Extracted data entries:
▼
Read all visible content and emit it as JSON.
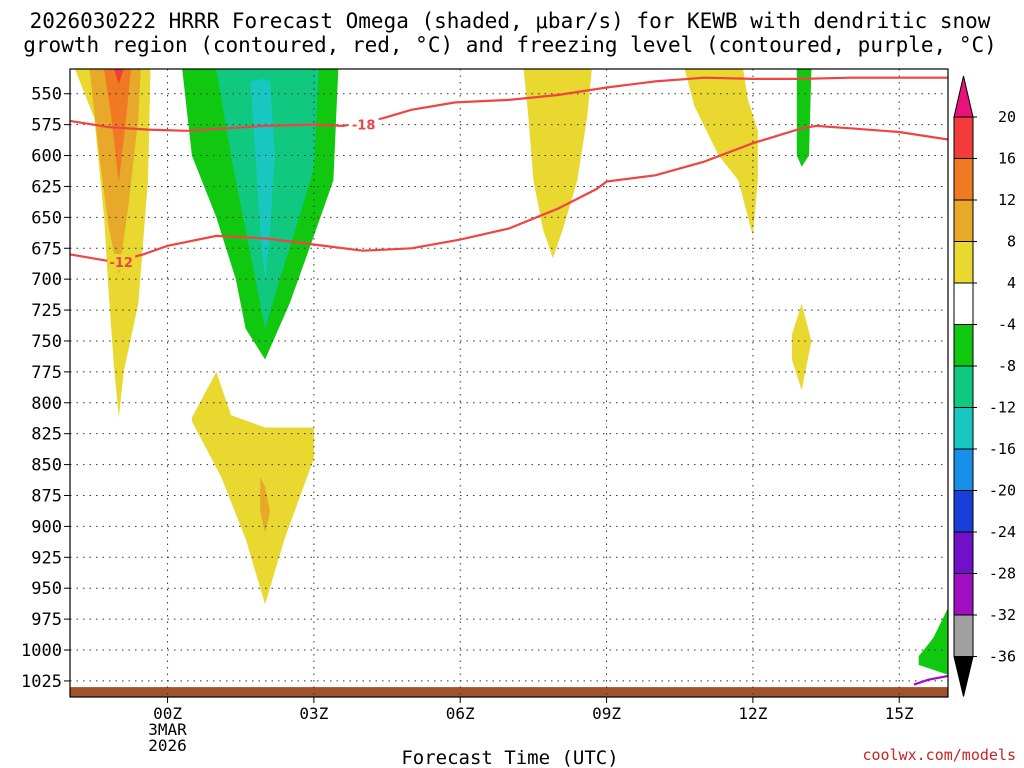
{
  "chart_data": {
    "type": "heatmap",
    "title_line1": "2026030222 HRRR Forecast Omega (shaded, μbar/s) for KEWB with dendritic snow",
    "title_line2": "growth region (contoured, red, °C) and freezing level (contoured, purple, °C)",
    "xlabel": "Forecast Time (UTC)",
    "credit": "coolwx.com/models",
    "x_hours_range": [
      -2,
      16
    ],
    "y_pressure_range": [
      530,
      1038
    ],
    "y_ticks": [
      550,
      575,
      600,
      625,
      650,
      675,
      700,
      725,
      750,
      775,
      800,
      825,
      850,
      875,
      900,
      925,
      950,
      975,
      1000,
      1025
    ],
    "x_ticks": [
      {
        "hour": 0,
        "label": "00Z",
        "sub1": "3MAR",
        "sub2": "2026"
      },
      {
        "hour": 3,
        "label": "03Z"
      },
      {
        "hour": 6,
        "label": "06Z"
      },
      {
        "hour": 9,
        "label": "09Z"
      },
      {
        "hour": 12,
        "label": "12Z"
      },
      {
        "hour": 15,
        "label": "15Z"
      }
    ],
    "grid": true,
    "colorbar": {
      "labels": [
        "20",
        "16",
        "12",
        "8",
        "4",
        "-4",
        "-8",
        "-12",
        "-16",
        "-20",
        "-24",
        "-28",
        "-32",
        "-36"
      ],
      "colors": [
        "#e8127a",
        "#f23c3c",
        "#f07a22",
        "#e8a82a",
        "#e8d830",
        "#ffffff",
        "#10c810",
        "#10c880",
        "#18c8c0",
        "#1890e8",
        "#1840d8",
        "#7010c8",
        "#a010c0",
        "#a0a0a0",
        "#000000"
      ]
    },
    "contours": {
      "dgz_minus18": {
        "label": "-18",
        "color": "#ef4444",
        "points": [
          [
            -2.0,
            572
          ],
          [
            -1.2,
            577
          ],
          [
            -0.4,
            579
          ],
          [
            0.4,
            580
          ],
          [
            1.2,
            578
          ],
          [
            2.0,
            576
          ],
          [
            3.0,
            575
          ],
          [
            3.6,
            576
          ],
          [
            4.4,
            570
          ],
          [
            5.0,
            563
          ],
          [
            5.9,
            557
          ],
          [
            7.0,
            555
          ],
          [
            8.0,
            551
          ],
          [
            9.0,
            545
          ],
          [
            10.0,
            540
          ],
          [
            11.0,
            537
          ],
          [
            12.0,
            538
          ],
          [
            13.0,
            538
          ],
          [
            14.0,
            537
          ],
          [
            15.0,
            537
          ],
          [
            16.0,
            537
          ]
        ]
      },
      "dgz_minus12": {
        "label": "-12",
        "color": "#ef4444",
        "points": [
          [
            -2.0,
            680
          ],
          [
            -1.1,
            686
          ],
          [
            -0.5,
            680
          ],
          [
            0.0,
            673
          ],
          [
            1.0,
            665
          ],
          [
            2.0,
            667
          ],
          [
            3.0,
            672
          ],
          [
            4.0,
            677
          ],
          [
            5.0,
            675
          ],
          [
            6.0,
            668
          ],
          [
            7.0,
            659
          ],
          [
            8.0,
            643
          ],
          [
            8.8,
            627
          ],
          [
            9.0,
            621
          ],
          [
            10.0,
            616
          ],
          [
            11.0,
            605
          ],
          [
            12.0,
            590
          ],
          [
            13.0,
            578
          ],
          [
            13.3,
            576
          ],
          [
            14.0,
            578
          ],
          [
            15.0,
            581
          ],
          [
            16.0,
            587
          ]
        ]
      },
      "freezing_level": {
        "label": "",
        "color": "#a010c0",
        "points": [
          [
            15.3,
            1028
          ],
          [
            15.6,
            1024
          ],
          [
            16.0,
            1021
          ]
        ]
      }
    },
    "omega_regions": [
      {
        "color": "#e8d830",
        "points": [
          [
            -1.9,
            530
          ],
          [
            -1.5,
            570
          ],
          [
            -1.3,
            650
          ],
          [
            -1.2,
            715
          ],
          [
            -1.1,
            770
          ],
          [
            -1.0,
            812
          ],
          [
            -0.9,
            775
          ],
          [
            -0.6,
            720
          ],
          [
            -0.4,
            620
          ],
          [
            -0.35,
            530
          ]
        ]
      },
      {
        "color": "#e8a82a",
        "points": [
          [
            -1.6,
            530
          ],
          [
            -1.4,
            600
          ],
          [
            -1.2,
            660
          ],
          [
            -1.0,
            696
          ],
          [
            -0.8,
            640
          ],
          [
            -0.6,
            570
          ],
          [
            -0.55,
            530
          ]
        ]
      },
      {
        "color": "#f07a22",
        "points": [
          [
            -1.3,
            530
          ],
          [
            -1.15,
            570
          ],
          [
            -1.0,
            622
          ],
          [
            -0.85,
            570
          ],
          [
            -0.75,
            530
          ]
        ]
      },
      {
        "color": "#f23c3c",
        "points": [
          [
            -1.1,
            530
          ],
          [
            -1.0,
            542
          ],
          [
            -0.9,
            530
          ]
        ]
      },
      {
        "color": "#10c810",
        "points": [
          [
            0.3,
            530
          ],
          [
            0.5,
            600
          ],
          [
            1.0,
            650
          ],
          [
            1.4,
            700
          ],
          [
            1.6,
            740
          ],
          [
            2.0,
            765
          ],
          [
            2.5,
            720
          ],
          [
            3.0,
            665
          ],
          [
            3.4,
            620
          ],
          [
            3.5,
            530
          ]
        ]
      },
      {
        "color": "#10c880",
        "points": [
          [
            1.0,
            530
          ],
          [
            1.3,
            600
          ],
          [
            1.5,
            640
          ],
          [
            1.8,
            700
          ],
          [
            2.0,
            740
          ],
          [
            2.3,
            700
          ],
          [
            2.7,
            650
          ],
          [
            3.0,
            610
          ],
          [
            3.1,
            530
          ]
        ]
      },
      {
        "color": "#18c8c0",
        "points": [
          [
            1.7,
            540
          ],
          [
            1.8,
            600
          ],
          [
            1.9,
            660
          ],
          [
            2.0,
            700
          ],
          [
            2.1,
            660
          ],
          [
            2.2,
            600
          ],
          [
            2.1,
            540
          ],
          [
            1.95,
            538
          ]
        ]
      },
      {
        "color": "#e8d830",
        "points": [
          [
            0.5,
            812
          ],
          [
            1.0,
            775
          ],
          [
            1.3,
            810
          ],
          [
            2.0,
            820
          ],
          [
            3.0,
            820
          ],
          [
            3.0,
            845
          ],
          [
            2.4,
            910
          ],
          [
            2.0,
            963
          ],
          [
            1.6,
            910
          ],
          [
            1.1,
            860
          ],
          [
            0.5,
            815
          ]
        ]
      },
      {
        "color": "#e8a82a",
        "points": [
          [
            1.9,
            860
          ],
          [
            2.0,
            868
          ],
          [
            2.1,
            888
          ],
          [
            2.0,
            905
          ],
          [
            1.9,
            888
          ]
        ]
      },
      {
        "color": "#e8d830",
        "points": [
          [
            7.3,
            530
          ],
          [
            7.4,
            570
          ],
          [
            7.5,
            620
          ],
          [
            7.7,
            660
          ],
          [
            7.9,
            683
          ],
          [
            8.1,
            660
          ],
          [
            8.4,
            620
          ],
          [
            8.6,
            570
          ],
          [
            8.7,
            530
          ]
        ]
      },
      {
        "color": "#e8d830",
        "points": [
          [
            10.6,
            530
          ],
          [
            10.8,
            560
          ],
          [
            11.3,
            600
          ],
          [
            11.7,
            620
          ],
          [
            11.9,
            650
          ],
          [
            12.0,
            665
          ],
          [
            12.1,
            620
          ],
          [
            12.1,
            580
          ],
          [
            11.9,
            555
          ],
          [
            11.8,
            530
          ]
        ]
      },
      {
        "color": "#10c810",
        "points": [
          [
            12.9,
            530
          ],
          [
            12.9,
            600
          ],
          [
            13.0,
            609
          ],
          [
            13.15,
            600
          ],
          [
            13.2,
            530
          ]
        ]
      },
      {
        "color": "#e8d830",
        "points": [
          [
            12.8,
            745
          ],
          [
            13.0,
            720
          ],
          [
            13.2,
            750
          ],
          [
            13.1,
            770
          ],
          [
            13.0,
            790
          ],
          [
            12.8,
            765
          ]
        ]
      },
      {
        "color": "#10c810",
        "points": [
          [
            16.0,
            966
          ],
          [
            15.7,
            990
          ],
          [
            15.4,
            1005
          ],
          [
            15.4,
            1012
          ],
          [
            16.0,
            1020
          ]
        ]
      }
    ],
    "surface_band": {
      "color": "#a0522d",
      "top_pressure": 1030
    }
  }
}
▲
**Directions:**
Show all lines from the records above where the word "Forecast" occurs.

**Complete response:**
    "title_line1": "2026030222 HRRR Forecast Omega (shaded, μbar/s) for KEWB with dendritic snow",
    "xlabel": "Forecast Time (UTC)",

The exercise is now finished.